▶ _Texto de lectura_:
Íntimo. Pero con gente a su alrededor que intentará acompañarle. Me reconforta
pensar que, en su desolación, estuvo con los que más quería: sus animales. Y la
escucho reírse, reírse de ella misma, sorda a sus aptitudes sinfónicas.
Se marchó
Moisés Broggi, el doctor Broggi. Probablemente le había llegado la hora, porque
tenía 104 años de humanidad, de enterezas y conocimientos. A él, no me vinculaban
lazos de amistad, sólo me unían sentimientos de admiración, respeto y
agradecimiento, (y digo sólo, porque en definitiva a mis amigos también los
admiro, respeto y agradezco su camaradería). El doctor Broggi salvó a mi hija y
uno no puede borrar de la memoria un hecho así. Le veo junto al lecho preocupado
por la reacción de su paciente, intentando animarme: es joven. Saldrá de ésta.
Para acabar
de estigmatizar al pasado mes de diciembre, justo en ese mes, empecé a oír
hablar de los primeros suicidios relacionados con la crisis en la que estamos
sumergidos. Y aunque no conocía a esas personas y en consecuencia no podía
quererlos, me abrumó tanto todo su sufrimiento, impotencia y desesperación, que
no pude por menos que ponerme en su lugar y notar el peso de un futuro ahogado
e hipotecado de por vida, el vacío de su paisaje sin horizonte… Y yo fui ellos.

▶ _Sección de datos_:

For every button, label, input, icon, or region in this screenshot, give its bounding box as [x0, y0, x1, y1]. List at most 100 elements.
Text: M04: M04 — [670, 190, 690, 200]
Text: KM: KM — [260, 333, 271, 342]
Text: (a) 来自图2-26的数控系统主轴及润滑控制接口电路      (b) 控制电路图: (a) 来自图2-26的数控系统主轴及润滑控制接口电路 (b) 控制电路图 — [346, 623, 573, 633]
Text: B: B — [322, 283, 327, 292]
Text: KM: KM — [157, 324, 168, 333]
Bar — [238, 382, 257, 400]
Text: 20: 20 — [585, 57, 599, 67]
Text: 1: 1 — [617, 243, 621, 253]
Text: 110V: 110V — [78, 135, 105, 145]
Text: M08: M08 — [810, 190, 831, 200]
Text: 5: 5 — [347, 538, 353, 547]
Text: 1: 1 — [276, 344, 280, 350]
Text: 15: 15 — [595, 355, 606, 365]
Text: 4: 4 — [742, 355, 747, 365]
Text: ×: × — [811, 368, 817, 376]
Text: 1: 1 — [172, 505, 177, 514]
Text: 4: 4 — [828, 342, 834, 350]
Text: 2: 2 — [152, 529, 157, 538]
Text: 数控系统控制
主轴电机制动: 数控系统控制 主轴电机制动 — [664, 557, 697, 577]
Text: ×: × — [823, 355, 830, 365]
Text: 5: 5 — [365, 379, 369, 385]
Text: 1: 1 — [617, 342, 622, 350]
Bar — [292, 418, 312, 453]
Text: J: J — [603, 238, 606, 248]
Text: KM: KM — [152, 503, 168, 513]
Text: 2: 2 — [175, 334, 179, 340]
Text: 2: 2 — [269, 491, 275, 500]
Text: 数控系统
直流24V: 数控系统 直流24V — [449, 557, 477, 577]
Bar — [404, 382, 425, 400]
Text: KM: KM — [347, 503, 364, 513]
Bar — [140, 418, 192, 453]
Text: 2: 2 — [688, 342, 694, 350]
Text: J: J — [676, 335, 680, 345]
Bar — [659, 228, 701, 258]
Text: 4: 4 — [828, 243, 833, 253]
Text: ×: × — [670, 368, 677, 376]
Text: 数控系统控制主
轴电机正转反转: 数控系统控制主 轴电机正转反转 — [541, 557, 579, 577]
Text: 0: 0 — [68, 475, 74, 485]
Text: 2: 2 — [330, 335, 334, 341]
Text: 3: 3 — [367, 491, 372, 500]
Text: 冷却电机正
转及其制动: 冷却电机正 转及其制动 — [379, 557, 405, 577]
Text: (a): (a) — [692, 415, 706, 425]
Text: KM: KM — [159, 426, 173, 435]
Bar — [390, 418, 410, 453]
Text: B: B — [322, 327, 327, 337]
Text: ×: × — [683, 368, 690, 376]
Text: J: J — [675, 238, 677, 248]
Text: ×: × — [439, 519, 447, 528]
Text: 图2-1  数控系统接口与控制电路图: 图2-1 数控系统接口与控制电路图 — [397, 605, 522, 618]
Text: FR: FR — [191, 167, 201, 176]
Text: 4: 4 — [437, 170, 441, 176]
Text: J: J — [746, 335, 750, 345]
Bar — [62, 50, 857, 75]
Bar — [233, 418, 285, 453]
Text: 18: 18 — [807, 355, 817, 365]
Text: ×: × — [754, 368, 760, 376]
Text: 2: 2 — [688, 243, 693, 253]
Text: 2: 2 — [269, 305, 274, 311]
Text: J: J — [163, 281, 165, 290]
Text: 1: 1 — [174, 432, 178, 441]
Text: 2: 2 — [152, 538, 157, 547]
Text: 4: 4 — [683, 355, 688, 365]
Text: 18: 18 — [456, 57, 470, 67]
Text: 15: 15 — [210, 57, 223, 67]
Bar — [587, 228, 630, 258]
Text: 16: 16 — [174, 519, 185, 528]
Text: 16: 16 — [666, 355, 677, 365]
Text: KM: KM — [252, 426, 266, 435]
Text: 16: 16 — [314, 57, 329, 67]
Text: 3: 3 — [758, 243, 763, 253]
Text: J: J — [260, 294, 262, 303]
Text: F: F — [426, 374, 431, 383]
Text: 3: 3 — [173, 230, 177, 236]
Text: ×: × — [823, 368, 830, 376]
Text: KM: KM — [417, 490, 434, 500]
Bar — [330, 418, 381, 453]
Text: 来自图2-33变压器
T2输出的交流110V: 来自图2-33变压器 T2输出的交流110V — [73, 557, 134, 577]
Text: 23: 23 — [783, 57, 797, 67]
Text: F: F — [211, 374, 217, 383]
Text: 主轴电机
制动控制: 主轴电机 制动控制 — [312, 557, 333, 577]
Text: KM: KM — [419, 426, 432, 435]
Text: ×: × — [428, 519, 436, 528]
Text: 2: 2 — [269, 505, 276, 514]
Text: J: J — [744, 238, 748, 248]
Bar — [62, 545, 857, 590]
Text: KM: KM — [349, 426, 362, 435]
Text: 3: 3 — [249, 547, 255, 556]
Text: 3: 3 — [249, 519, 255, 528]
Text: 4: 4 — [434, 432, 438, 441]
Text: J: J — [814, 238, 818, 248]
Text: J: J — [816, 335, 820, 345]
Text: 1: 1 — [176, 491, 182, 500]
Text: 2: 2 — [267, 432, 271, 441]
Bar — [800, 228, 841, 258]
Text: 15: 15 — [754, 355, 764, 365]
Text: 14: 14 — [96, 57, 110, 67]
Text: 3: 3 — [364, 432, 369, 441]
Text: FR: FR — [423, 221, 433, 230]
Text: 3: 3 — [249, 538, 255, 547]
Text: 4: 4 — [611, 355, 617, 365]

▶ _Consigna 1_:
Responda según el texto sobre el doctor Broggi:
(a) ¿Cuántos años tenía Moisés Broggi?
(b) ¿A quién salvó el doctor Broggi?
(c) ¿En qué mes empezó la voz que narra a oír hablar de los primeros suicidios relacionados con la crisis?
▶ _Consigna 2_:
Traduzca al inglés esta oración del texto sobre el doctor Broggi: «El doctor Broggi salvó a mi hija y uno no puede borrar de la memoria un hecho así.»
▶ _Consigna 3_:
Prosiga el texto sobre el doctor Broggi a partir de su última oración.
Las filas no hacen falta para resolver las tareas.

▶ _Respuesta 1_:
(a) 104 años.
(b) A la hija de quien narra.
(c) En el pasado mes de diciembre.

▶ _Respuesta 2_:
Doctor Broggi saved my daughter, and one cannot erase such an event from memory.

▶ _Respuesta 3_:
Soy ellos.
Deseo que
en la otra vida, cada uno de ellos haya alcanzado lo que esperaba encontrar: el
descanso, el paraíso (tal como lo había soñado), la evolución, la
reencarnación, la transformación, la nada, el todo…
“Deja que los muertos entierren a
los muertos”, Mateo 8:21-22.
Aunque
debiera olvidarme de ellos, no puedo olvidarme de ninguno.
Subsisten en
mi: mis muertos vivientes.
Y no sé. No
sé si soy yo quien les evoco o son ellos que no quieren abandonarme.